▸ **AUFGABE 1**:
Gib aus den Einträgen den Teil unverändert wieder, der mit der Zeile beginnt, die „264, 920, 302]“ enthält, und mit der Zeile endet, die „decompose this screenshot“ enthält, beide Zeilen eingeschlossen.

▸ **TEXTAUSZUG**:
<<<<

Bild: Mal wieder keine Buchmesse wie im Wendejahr 1990: Leipig, 19 Jahre späte…
Man stelle sich vor, eine Messe wird überraschend zum Treffpunkt von Ost
und West. An den Ständen werden Verträge geschlossen, Lizenzen gehandelt,
Geschäfte gemacht wie in all den Jahrzehnten zuvor insgesamt nicht. Doch
vor allem kommt ein großes Gespräch in Gang, wie es überhaupt mit diesem
Land weitergehen soll. Denn alles scheint plötzlich offen, alles möglich
geworden.
Auf der Leipziger Buchmesse jedenfalls war das Realität - nicht in den
vergangenen Tagen, sondern auf der von 1990.
Keine zwanzig Jahre später, im Jubiläumsjahr 2009, wird nun auf "friedliche
Revolution" und Mauerfall vielfach zurückgegriffen. Und wann immer im
Vorfeld Erwartungen an diesen Leipziger Messejahrgang formuliert worden
sind, hatte man den Eindruck, es ginge nicht um ein historisches Datum,
sondern darum, die Wiedervereinigung am authentischen Ort zu wieder-, wenn
nicht nachzuholen.

>>>>

(Dateneinträge)
<<<<

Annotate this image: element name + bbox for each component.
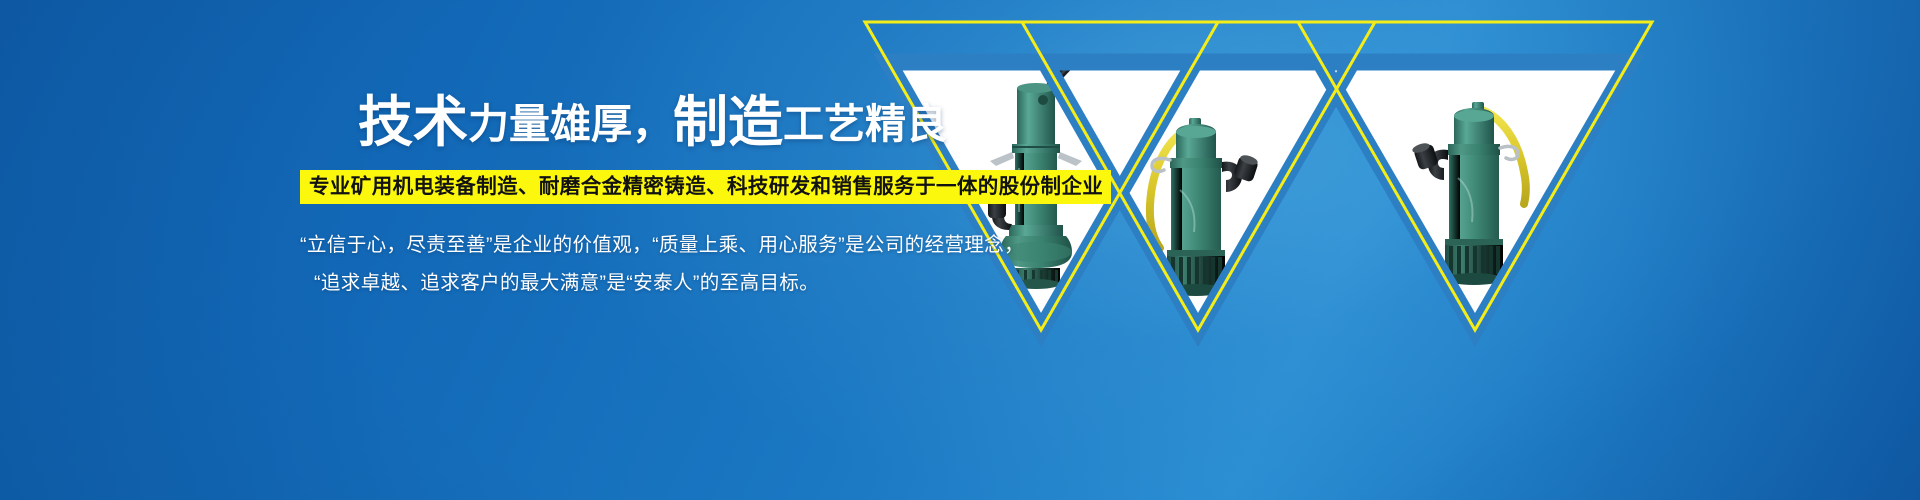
description-line-2: “追求卓越、追求客户的最大满意”是“安泰人”的至高目标。 bbox=[300, 264, 920, 302]
headline-segment-1: 技术 bbox=[358, 91, 468, 153]
subtitle-highlight-bar: 专业矿用机电装备制造、耐磨合金精密铸造、科技研发和销售服务于一体的股份制企业 bbox=[300, 170, 1111, 204]
headline-segment-2: 力量雄厚， bbox=[468, 101, 673, 147]
headline: 技术力量雄厚，制造工艺精良 bbox=[300, 88, 920, 156]
promo-banner: 技术力量雄厚，制造工艺精良 专业矿用机电装备制造、耐磨合金精密铸造、科技研发和销… bbox=[0, 0, 1920, 500]
banner-text-block: 技术力量雄厚，制造工艺精良 专业矿用机电装备制造、耐磨合金精密铸造、科技研发和销… bbox=[300, 88, 920, 302]
headline-segment-3: 制造 bbox=[673, 91, 783, 153]
description-line-1: “立信于心，尽责至善”是企业的价值观，“质量上乘、用心服务”是公司的经营理念， bbox=[300, 226, 920, 264]
headline-segment-4: 工艺精良 bbox=[783, 101, 947, 147]
description-paragraph: “立信于心，尽责至善”是企业的价值观，“质量上乘、用心服务”是公司的经营理念， … bbox=[300, 226, 920, 302]
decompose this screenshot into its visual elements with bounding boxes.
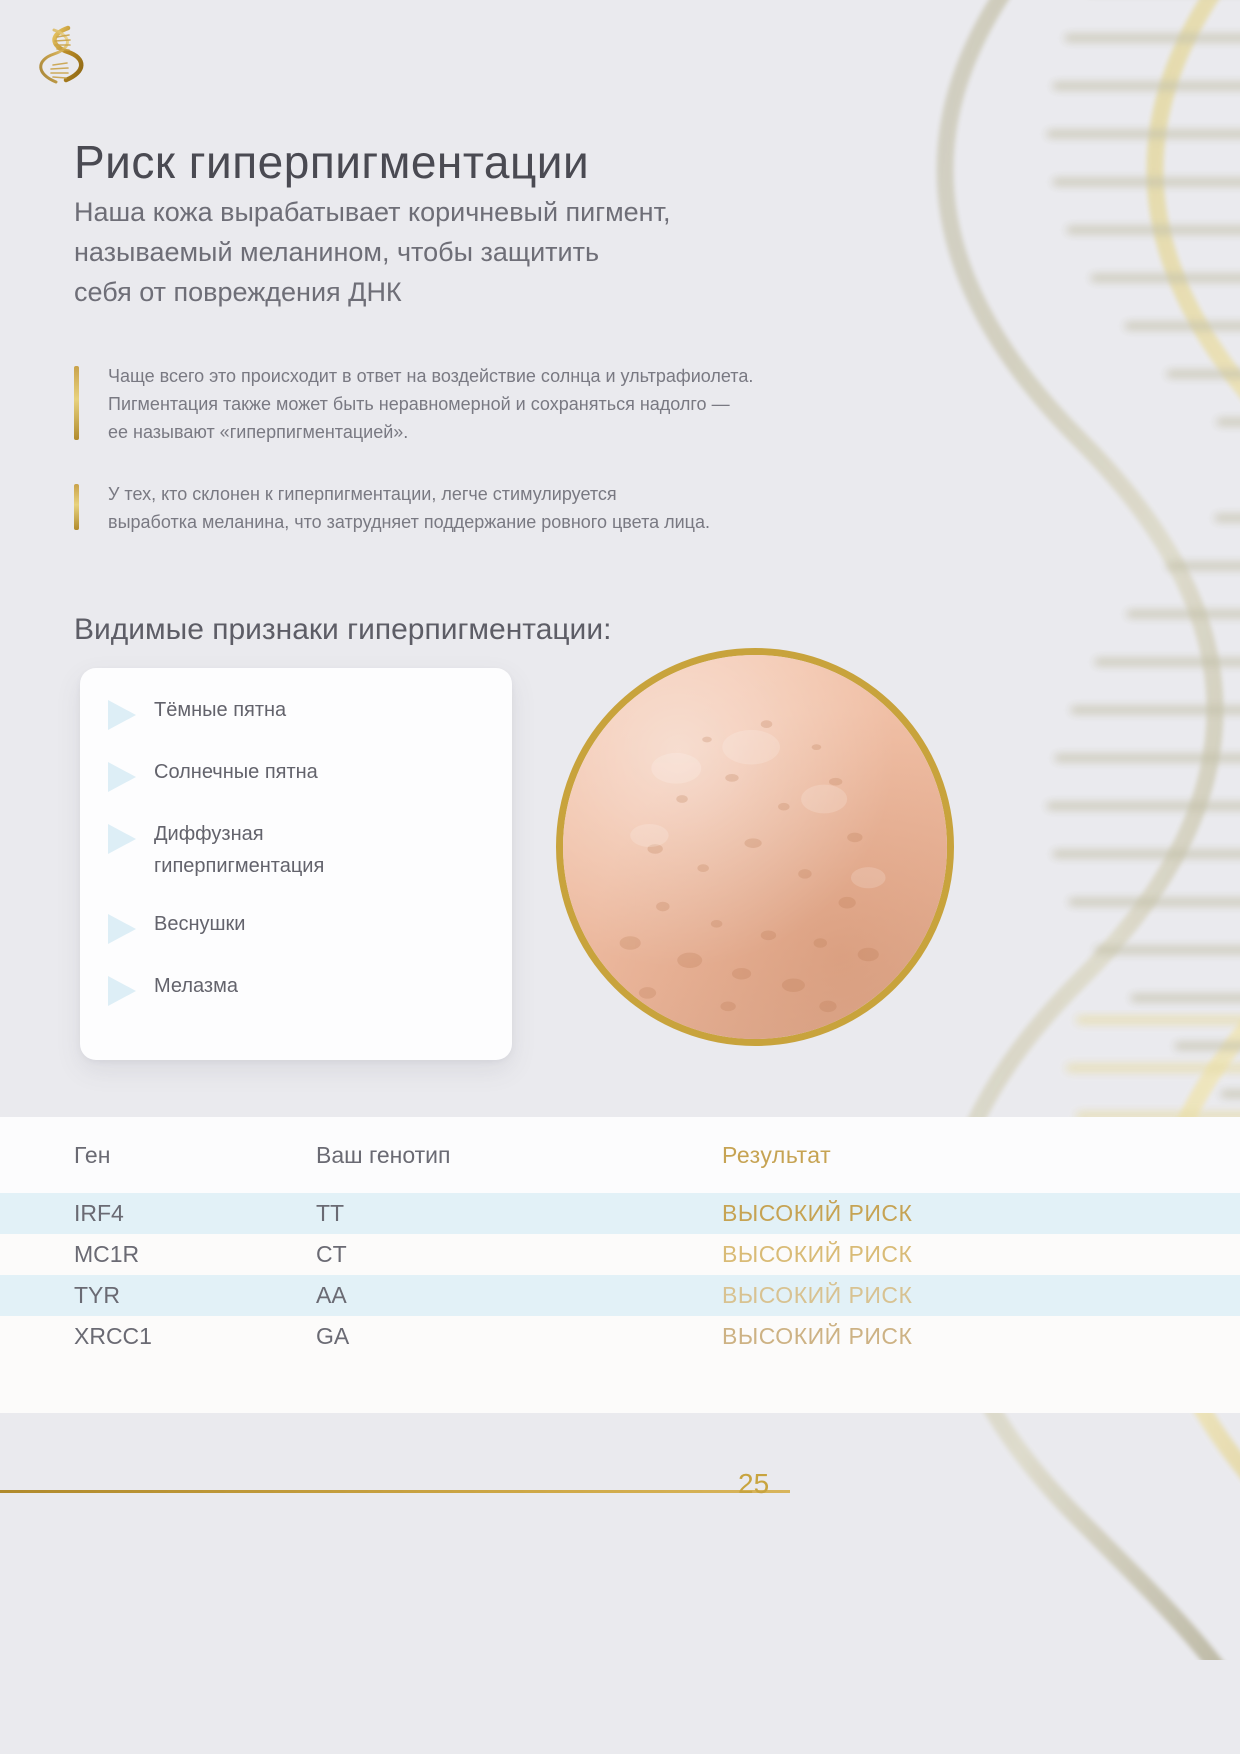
footer-divider [0,1490,790,1493]
callout-2-line-2: выработка меланина, что затрудняет подде… [108,508,1038,536]
skin-photo [556,648,954,1046]
list-item: Солнечные пятна [80,756,512,792]
column-header-genotype: Ваш генотип [316,1142,722,1169]
cell-gene: MC1R [0,1241,316,1268]
table-row: TYR AA ВЫСОКИЙ РИСК [0,1275,1240,1316]
dna-helix-icon [38,22,84,92]
callout-paragraph-1: Чаще всего это происходит в ответ на воз… [74,362,1038,446]
triangle-bullet-icon [108,914,136,944]
intro-line-3: себя от повреждения ДНК [74,272,954,312]
status-badge: ВЫСОКИЙ РИСК [722,1323,1240,1350]
cell-genotype: CT [316,1241,722,1268]
table-row: XRCC1 GA ВЫСОКИЙ РИСК [0,1316,1240,1357]
cell-genotype: AA [316,1282,722,1309]
results-table: Ген Ваш генотип Результат IRF4 TT ВЫСОКИ… [0,1117,1240,1413]
cell-genotype: TT [316,1200,722,1227]
list-item: Тёмные пятна [80,694,512,730]
cell-gene: XRCC1 [0,1323,316,1350]
callout-paragraph-2: У тех, кто склонен к гиперпигментации, л… [74,480,1038,536]
report-page: Риск гиперпигментации Наша кожа вырабаты… [0,0,1240,1754]
skin-pigment-spots [563,655,947,1039]
cell-genotype: GA [316,1323,722,1350]
column-header-gene: Ген [0,1142,316,1169]
table-footer-spacer [0,1357,1240,1413]
callout-1-line-3: ее называют «гиперпигментацией». [108,418,1038,446]
cell-gene: TYR [0,1282,316,1309]
column-header-result: Результат [722,1142,1240,1169]
callout-2-line-1: У тех, кто склонен к гиперпигментации, л… [108,480,1038,508]
callout-1-line-2: Пигментация также может быть неравномерн… [108,390,1038,418]
page-title: Риск гиперпигментации [74,135,589,189]
intro-line-2: называемый меланином, чтобы защитить [74,232,954,272]
status-badge: ВЫСОКИЙ РИСК [722,1200,1240,1227]
sign-label: Тёмные пятна [154,694,286,726]
status-badge: ВЫСОКИЙ РИСК [722,1241,1240,1268]
table-header-row: Ген Ваш генотип Результат [0,1117,1240,1193]
page-number: 25 [738,1468,769,1500]
triangle-bullet-icon [108,824,136,854]
table-row: IRF4 TT ВЫСОКИЙ РИСК [0,1193,1240,1234]
sign-label: Солнечные пятна [154,756,318,788]
list-item: Диффузная гиперпигментация [80,818,512,882]
status-badge: ВЫСОКИЙ РИСК [722,1282,1240,1309]
sign-label: Мелазма [154,970,238,1002]
callout-1-line-1: Чаще всего это происходит в ответ на воз… [108,362,1038,390]
triangle-bullet-icon [108,762,136,792]
sign-label: Диффузная гиперпигментация [154,818,324,882]
cell-gene: IRF4 [0,1200,316,1227]
signs-heading: Видимые признаки гиперпигментации: [74,613,611,647]
table-row: MC1R CT ВЫСОКИЙ РИСК [0,1234,1240,1275]
list-item: Мелазма [80,970,512,1006]
triangle-bullet-icon [108,700,136,730]
triangle-bullet-icon [108,976,136,1006]
intro-paragraph: Наша кожа вырабатывает коричневый пигмен… [74,192,954,312]
visible-signs-card: Тёмные пятна Солнечные пятна Диффузная г… [80,668,512,1060]
intro-line-1: Наша кожа вырабатывает коричневый пигмен… [74,192,954,232]
sign-label: Веснушки [154,908,245,940]
list-item: Веснушки [80,908,512,944]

>>>>

▸ **AUFGABE 2**:
Schreib aus dem Text über die Leipziger Buchmesse den Teil wörtlich ab, der bei den Worten „Keine zwanzig Jahre“ anfängt und bei den Worten „nicht nachzuholen.“ aufhört.

▸ **ANTWORT 1**:
description-line-2: “追求卓越、追求客户的最大满意”是“安泰人”的至高目标。 bbox=[300, 264, 920, 302]
headline-segment-1: 技术 bbox=[358, 91, 468, 153]
subtitle-highlight-bar: 专业矿用机电装备制造、耐磨合金精密铸造、科技研发和销售服务于一体的股份制企业 bbox=[300, 170, 1111, 204]
headline-segment-2: 力量雄厚， bbox=[468, 101, 673, 147]
headline: 技术力量雄厚，制造工艺精良 bbox=[300, 88, 920, 156]
promo-banner: 技术力量雄厚，制造工艺精良 专业矿用机电装备制造、耐磨合金精密铸造、科技研发和销… bbox=[0, 0, 1920, 500]
banner-text-block: 技术力量雄厚，制造工艺精良 专业矿用机电装备制造、耐磨合金精密铸造、科技研发和销… bbox=[300, 88, 920, 302]
headline-segment-3: 制造 bbox=[673, 91, 783, 153]
description-line-1: “立信于心，尽责至善”是企业的价值观，“质量上乘、用心服务”是公司的经营理念， bbox=[300, 226, 920, 264]
headline-segment-4: 工艺精良 bbox=[783, 101, 947, 147]
description-paragraph: “立信于心，尽责至善”是企业的价值观，“质量上乘、用心服务”是公司的经营理念， … bbox=[300, 226, 920, 302]
decompose this screenshot into its visual elements with bounding boxes.

▸ **ANTWORT 2**:
Keine zwanzig Jahre später, im Jubiläumsjahr 2009, wird nun auf "friedliche
Revolution" und Mauerfall vielfach zurückgegriffen. Und wann immer im
Vorfeld Erwartungen an diesen Leipziger Messejahrgang formuliert worden
sind, hatte man den Eindruck, es ginge nicht um ein historisches Datum,
sondern darum, die Wiedervereinigung am authentischen Ort zu wieder-, wenn
nicht nachzuholen.